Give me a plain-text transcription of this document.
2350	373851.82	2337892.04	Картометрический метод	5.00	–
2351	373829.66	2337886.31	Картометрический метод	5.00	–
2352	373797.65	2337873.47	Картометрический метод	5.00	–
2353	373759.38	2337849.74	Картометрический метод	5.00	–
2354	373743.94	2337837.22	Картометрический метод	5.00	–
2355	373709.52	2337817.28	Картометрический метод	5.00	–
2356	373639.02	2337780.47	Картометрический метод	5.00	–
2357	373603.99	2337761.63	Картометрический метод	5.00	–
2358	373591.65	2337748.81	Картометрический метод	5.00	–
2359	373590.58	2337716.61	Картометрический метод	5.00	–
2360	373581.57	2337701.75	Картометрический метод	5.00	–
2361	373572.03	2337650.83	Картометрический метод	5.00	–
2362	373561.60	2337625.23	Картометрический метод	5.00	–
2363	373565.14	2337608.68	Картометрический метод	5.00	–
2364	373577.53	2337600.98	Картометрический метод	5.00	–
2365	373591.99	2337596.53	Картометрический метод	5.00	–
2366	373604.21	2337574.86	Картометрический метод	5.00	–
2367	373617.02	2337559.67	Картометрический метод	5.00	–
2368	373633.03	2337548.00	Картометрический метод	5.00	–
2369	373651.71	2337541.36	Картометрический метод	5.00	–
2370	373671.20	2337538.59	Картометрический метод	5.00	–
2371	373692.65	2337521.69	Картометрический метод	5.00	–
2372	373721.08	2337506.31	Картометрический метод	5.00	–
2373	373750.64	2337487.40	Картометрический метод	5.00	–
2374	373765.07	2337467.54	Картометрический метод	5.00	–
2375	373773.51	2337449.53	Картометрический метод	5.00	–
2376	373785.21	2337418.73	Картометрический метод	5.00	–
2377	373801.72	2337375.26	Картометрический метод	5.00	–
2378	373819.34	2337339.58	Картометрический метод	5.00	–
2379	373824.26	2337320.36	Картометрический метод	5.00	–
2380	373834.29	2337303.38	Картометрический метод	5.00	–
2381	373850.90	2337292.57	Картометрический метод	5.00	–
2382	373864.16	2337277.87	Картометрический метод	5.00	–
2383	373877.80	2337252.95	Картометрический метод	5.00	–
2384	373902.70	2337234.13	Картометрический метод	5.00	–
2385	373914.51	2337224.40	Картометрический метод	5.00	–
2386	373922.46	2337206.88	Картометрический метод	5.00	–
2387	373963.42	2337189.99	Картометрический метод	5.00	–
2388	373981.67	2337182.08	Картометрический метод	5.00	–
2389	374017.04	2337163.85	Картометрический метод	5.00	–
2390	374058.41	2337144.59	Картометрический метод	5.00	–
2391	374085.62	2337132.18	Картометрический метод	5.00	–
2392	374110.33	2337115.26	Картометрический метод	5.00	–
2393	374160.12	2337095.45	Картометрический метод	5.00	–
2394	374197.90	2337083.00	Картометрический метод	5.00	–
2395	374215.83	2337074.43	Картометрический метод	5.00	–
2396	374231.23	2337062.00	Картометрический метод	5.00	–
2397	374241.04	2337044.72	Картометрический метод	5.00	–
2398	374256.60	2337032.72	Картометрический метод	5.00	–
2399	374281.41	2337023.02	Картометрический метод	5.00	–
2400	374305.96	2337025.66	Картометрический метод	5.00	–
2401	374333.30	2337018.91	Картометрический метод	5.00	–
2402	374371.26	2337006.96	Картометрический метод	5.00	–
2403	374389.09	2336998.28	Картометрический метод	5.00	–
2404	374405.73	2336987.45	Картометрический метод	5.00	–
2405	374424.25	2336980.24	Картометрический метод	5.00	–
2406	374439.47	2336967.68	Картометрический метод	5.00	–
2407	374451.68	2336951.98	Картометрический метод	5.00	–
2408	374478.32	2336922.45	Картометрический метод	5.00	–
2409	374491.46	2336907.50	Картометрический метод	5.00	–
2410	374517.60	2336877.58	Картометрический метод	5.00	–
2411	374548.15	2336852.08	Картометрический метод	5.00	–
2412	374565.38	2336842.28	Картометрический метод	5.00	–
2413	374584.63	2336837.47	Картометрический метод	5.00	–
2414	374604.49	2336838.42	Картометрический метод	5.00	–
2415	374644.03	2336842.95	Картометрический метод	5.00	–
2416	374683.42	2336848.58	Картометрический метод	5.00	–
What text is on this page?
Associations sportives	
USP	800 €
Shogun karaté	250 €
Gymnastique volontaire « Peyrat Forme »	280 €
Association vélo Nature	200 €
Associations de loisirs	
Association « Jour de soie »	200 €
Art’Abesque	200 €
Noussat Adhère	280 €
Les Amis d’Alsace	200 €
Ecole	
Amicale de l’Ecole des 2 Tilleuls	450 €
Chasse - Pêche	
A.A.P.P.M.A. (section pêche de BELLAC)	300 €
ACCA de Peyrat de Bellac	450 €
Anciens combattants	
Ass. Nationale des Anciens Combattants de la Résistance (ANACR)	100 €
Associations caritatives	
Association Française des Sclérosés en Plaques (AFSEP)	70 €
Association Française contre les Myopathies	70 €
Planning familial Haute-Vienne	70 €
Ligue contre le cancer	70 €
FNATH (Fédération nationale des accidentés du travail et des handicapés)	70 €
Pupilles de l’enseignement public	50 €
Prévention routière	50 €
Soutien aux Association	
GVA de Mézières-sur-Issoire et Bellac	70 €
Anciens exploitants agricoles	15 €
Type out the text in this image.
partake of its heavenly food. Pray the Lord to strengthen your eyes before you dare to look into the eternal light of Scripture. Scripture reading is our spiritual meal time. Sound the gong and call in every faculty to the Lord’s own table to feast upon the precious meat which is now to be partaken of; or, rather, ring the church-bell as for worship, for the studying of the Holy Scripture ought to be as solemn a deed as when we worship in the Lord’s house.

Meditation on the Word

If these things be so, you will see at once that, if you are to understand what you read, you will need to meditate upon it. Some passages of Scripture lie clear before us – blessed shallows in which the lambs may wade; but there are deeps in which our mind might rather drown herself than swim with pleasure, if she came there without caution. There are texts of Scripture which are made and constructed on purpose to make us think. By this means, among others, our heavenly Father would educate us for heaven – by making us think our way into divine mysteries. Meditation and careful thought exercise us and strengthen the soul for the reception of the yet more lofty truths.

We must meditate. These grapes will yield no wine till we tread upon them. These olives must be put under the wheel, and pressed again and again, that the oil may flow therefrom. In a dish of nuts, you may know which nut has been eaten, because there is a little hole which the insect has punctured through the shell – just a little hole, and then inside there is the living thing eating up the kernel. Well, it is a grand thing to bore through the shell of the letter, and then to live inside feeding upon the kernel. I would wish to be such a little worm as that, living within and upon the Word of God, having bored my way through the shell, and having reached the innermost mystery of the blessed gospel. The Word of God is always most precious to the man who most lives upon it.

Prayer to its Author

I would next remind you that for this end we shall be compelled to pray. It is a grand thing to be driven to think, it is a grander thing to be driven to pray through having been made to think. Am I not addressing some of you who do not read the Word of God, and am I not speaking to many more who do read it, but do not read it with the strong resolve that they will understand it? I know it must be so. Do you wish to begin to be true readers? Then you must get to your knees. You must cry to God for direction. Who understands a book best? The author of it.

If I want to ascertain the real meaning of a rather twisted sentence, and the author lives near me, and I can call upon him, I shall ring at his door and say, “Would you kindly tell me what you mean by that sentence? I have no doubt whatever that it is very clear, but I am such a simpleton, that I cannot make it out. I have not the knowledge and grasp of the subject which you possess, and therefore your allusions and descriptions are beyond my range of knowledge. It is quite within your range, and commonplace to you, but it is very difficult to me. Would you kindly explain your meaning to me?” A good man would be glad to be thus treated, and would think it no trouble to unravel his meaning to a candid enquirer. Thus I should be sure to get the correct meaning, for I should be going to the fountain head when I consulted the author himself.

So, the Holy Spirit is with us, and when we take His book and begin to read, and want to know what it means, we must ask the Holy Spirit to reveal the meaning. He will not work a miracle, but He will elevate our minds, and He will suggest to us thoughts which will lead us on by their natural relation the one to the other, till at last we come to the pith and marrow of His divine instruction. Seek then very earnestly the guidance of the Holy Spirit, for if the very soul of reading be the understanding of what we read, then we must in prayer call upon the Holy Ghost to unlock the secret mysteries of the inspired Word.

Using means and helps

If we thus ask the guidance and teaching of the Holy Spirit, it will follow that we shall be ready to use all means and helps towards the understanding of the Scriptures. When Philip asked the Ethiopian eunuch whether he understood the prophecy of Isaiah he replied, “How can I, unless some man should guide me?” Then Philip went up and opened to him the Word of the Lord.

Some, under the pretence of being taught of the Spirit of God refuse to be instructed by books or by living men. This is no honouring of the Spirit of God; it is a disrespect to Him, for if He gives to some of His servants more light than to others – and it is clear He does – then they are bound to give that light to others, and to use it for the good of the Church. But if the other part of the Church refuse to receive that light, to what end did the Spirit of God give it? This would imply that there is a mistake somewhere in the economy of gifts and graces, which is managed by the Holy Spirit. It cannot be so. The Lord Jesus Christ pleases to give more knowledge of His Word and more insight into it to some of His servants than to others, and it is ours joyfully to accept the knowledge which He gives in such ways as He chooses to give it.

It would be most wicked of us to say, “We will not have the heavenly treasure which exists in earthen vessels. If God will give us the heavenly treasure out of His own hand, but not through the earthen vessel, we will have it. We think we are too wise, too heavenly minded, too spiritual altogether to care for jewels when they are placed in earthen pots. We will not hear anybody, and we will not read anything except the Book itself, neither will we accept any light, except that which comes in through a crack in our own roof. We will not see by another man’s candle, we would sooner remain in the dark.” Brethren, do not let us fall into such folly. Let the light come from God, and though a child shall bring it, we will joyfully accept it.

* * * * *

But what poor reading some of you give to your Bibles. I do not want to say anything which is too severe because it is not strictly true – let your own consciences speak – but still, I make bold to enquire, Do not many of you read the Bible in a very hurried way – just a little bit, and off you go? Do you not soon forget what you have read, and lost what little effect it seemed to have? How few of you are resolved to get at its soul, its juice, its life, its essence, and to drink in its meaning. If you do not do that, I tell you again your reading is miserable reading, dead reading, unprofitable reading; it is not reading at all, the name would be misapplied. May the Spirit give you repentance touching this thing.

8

> _PROMPT_
List all lines in the material containing the string "cannot".

> _RESULT OF THE TASK_
If I want to ascertain the real meaning of a rather twisted sentence, and the author lives near me, and I can call upon him, I shall ring at his door and say, “Would you kindly tell me what you mean by that sentence? I have no doubt whatever that it is very clear, but I am such a simpleton, that I cannot make it out. I have not the knowledge and grasp of the subject which you possess, and therefore your allusions and descriptions are beyond my range of knowledge. It is quite within your range, and commonplace to you, but it is very difficult to me. Would you kindly explain your meaning to me?” A good man would be glad to be thus treated, and would think it no trouble to unravel his meaning to a candid enquirer. Thus I should be sure to get the correct meaning, for I should be going to the fountain head when I consulted the author himself.
Some, under the pretence of being taught of the Spirit of God refuse to be instructed by books or by living men. This is no honouring of the Spirit of God; it is a disrespect to Him, for if He gives to some of His servants more light than to others – and it is clear He does – then they are bound to give that light to others, and to use it for the good of the Church. But if the other part of the Church refuse to receive that light, to what end did the Spirit of God give it? This would imply that there is a mistake somewhere in the economy of gifts and graces, which is managed by the Holy Spirit. It cannot be so. The Lord Jesus Christ pleases to give more knowledge of His Word and more insight into it to some of His servants than to others, and it is ours joyfully to accept the knowledge which He gives in such ways as He chooses to give it.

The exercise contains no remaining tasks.